[START OF Dataset records]

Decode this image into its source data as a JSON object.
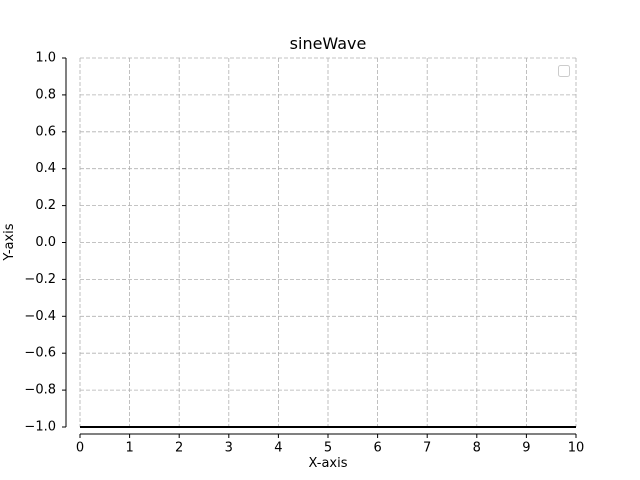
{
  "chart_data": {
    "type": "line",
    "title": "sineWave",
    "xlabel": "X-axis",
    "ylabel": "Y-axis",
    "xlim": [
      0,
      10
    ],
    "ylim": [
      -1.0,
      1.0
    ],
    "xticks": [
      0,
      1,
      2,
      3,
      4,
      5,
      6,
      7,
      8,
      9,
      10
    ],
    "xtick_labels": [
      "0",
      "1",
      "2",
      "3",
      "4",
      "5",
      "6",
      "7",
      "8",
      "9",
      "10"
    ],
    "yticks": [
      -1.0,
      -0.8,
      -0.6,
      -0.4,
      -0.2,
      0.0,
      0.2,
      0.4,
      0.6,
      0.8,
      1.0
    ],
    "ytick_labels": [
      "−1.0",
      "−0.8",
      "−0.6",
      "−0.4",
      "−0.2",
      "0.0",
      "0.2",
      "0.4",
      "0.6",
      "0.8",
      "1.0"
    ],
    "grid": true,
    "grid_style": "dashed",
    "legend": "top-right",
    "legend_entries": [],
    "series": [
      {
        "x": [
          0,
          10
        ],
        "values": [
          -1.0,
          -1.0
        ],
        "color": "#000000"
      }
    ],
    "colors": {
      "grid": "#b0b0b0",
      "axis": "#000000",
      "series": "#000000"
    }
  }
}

[END OF Dataset records]

▸ **What the task asks**: Restate every record exactly, please; do not copy the pictures.

▸ **Answer to the exercise**:
Decode this image into its source data as a JSON object.
{
  "chart_data": {
    "type": "line",
    "title": "sineWave",
    "xlabel": "X-axis",
    "ylabel": "Y-axis",
    "xlim": [
      0,
      10
    ],
    "ylim": [
      -1.0,
      1.0
    ],
    "xticks": [
      0,
      1,
      2,
      3,
      4,
      5,
      6,
      7,
      8,
      9,
      10
    ],
    "xtick_labels": [
      "0",
      "1",
      "2",
      "3",
      "4",
      "5",
      "6",
      "7",
      "8",
      "9",
      "10"
    ],
    "yticks": [
      -1.0,
      -0.8,
      -0.6,
      -0.4,
      -0.2,
      0.0,
      0.2,
      0.4,
      0.6,
      0.8,
      1.0
    ],
    "ytick_labels": [
      "−1.0",
      "−0.8",
      "−0.6",
      "−0.4",
      "−0.2",
      "0.0",
      "0.2",
      "0.4",
      "0.6",
      "0.8",
      "1.0"
    ],
    "grid": true,
    "grid_style": "dashed",
    "legend": "top-right",
    "legend_entries": [],
    "series": [
      {
        "x": [
          0,
          10
        ],
        "values": [
          -1.0,
          -1.0
        ],
        "color": "#000000"
      }
    ],
    "colors": {
      "grid": "#b0b0b0",
      "axis": "#000000",
      "series": "#000000"
    }
  }
}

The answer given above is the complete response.